## Exercise brief:
Omit the pictures, then reproduce every remaining record exactly.

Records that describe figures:
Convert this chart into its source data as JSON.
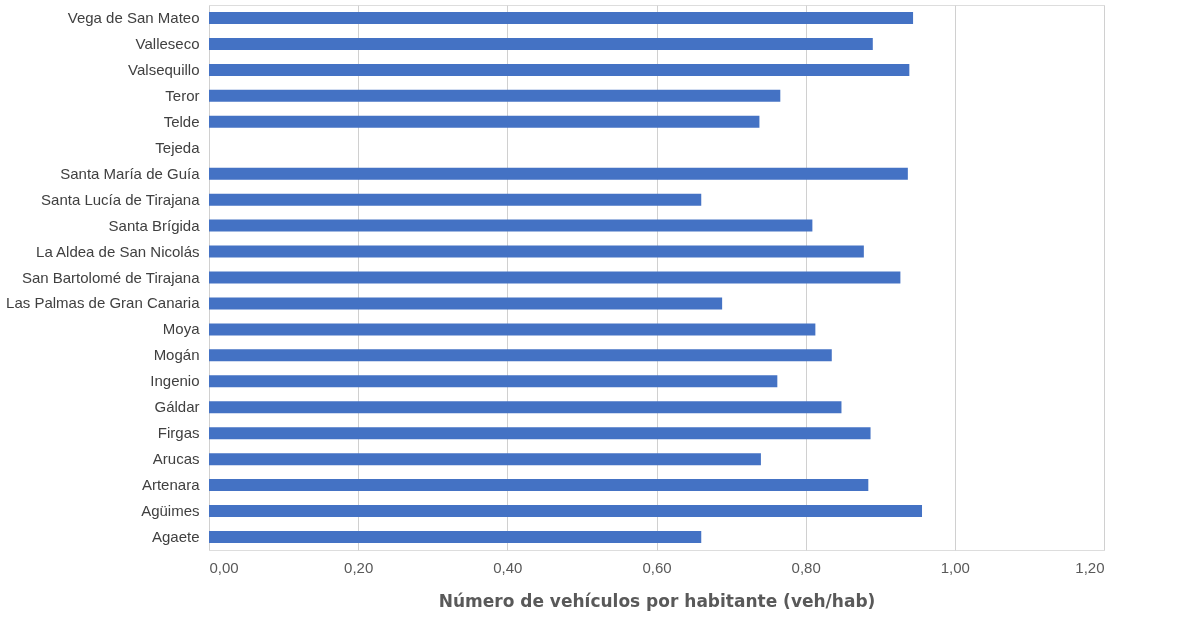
{
  "chart_data": {
    "type": "bar",
    "orientation": "horizontal",
    "xlabel": "Número de vehículos por habitante (veh/hab)",
    "categories": [
      "Vega de San Mateo",
      "Valleseco",
      "Valsequillo",
      "Teror",
      "Telde",
      "Tejeda",
      "Santa María de Guía",
      "Santa Lucía de Tirajana",
      "Santa Brígida",
      "La Aldea de San Nicolás",
      "San Bartolomé de Tirajana",
      "Las Palmas de Gran Canaria",
      "Moya",
      "Mogán",
      "Ingenio",
      "Gáldar",
      "Firgas",
      "Arucas",
      "Artenara",
      "Agüimes",
      "Agaete"
    ],
    "values": [
      0.944,
      0.89,
      0.939,
      0.766,
      0.738,
      null,
      0.937,
      0.66,
      0.809,
      0.878,
      0.927,
      0.688,
      0.813,
      0.835,
      0.762,
      0.848,
      0.887,
      0.74,
      0.884,
      0.956,
      0.66
    ],
    "color": "#4472c4",
    "xlim": [
      0,
      1.2
    ],
    "xticks": [
      {
        "value": 0,
        "label": "0,00"
      },
      {
        "value": 0.2,
        "label": "0,20"
      },
      {
        "value": 0.4,
        "label": "0,40"
      },
      {
        "value": 0.6,
        "label": "0,60"
      },
      {
        "value": 0.8,
        "label": "0,80"
      },
      {
        "value": 1.0,
        "label": "1,00"
      },
      {
        "value": 1.2,
        "label": "1,20"
      }
    ],
    "grid": "x"
  }
}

## Answer in full:
Convert this chart into its source data as JSON.
{
  "chart_data": {
    "type": "bar",
    "orientation": "horizontal",
    "xlabel": "Número de vehículos por habitante (veh/hab)",
    "categories": [
      "Vega de San Mateo",
      "Valleseco",
      "Valsequillo",
      "Teror",
      "Telde",
      "Tejeda",
      "Santa María de Guía",
      "Santa Lucía de Tirajana",
      "Santa Brígida",
      "La Aldea de San Nicolás",
      "San Bartolomé de Tirajana",
      "Las Palmas de Gran Canaria",
      "Moya",
      "Mogán",
      "Ingenio",
      "Gáldar",
      "Firgas",
      "Arucas",
      "Artenara",
      "Agüimes",
      "Agaete"
    ],
    "values": [
      0.944,
      0.89,
      0.939,
      0.766,
      0.738,
      null,
      0.937,
      0.66,
      0.809,
      0.878,
      0.927,
      0.688,
      0.813,
      0.835,
      0.762,
      0.848,
      0.887,
      0.74,
      0.884,
      0.956,
      0.66
    ],
    "color": "#4472c4",
    "xlim": [
      0,
      1.2
    ],
    "xticks": [
      {
        "value": 0,
        "label": "0,00"
      },
      {
        "value": 0.2,
        "label": "0,20"
      },
      {
        "value": 0.4,
        "label": "0,40"
      },
      {
        "value": 0.6,
        "label": "0,60"
      },
      {
        "value": 0.8,
        "label": "0,80"
      },
      {
        "value": 1.0,
        "label": "1,00"
      },
      {
        "value": 1.2,
        "label": "1,20"
      }
    ],
    "grid": "x"
  }
}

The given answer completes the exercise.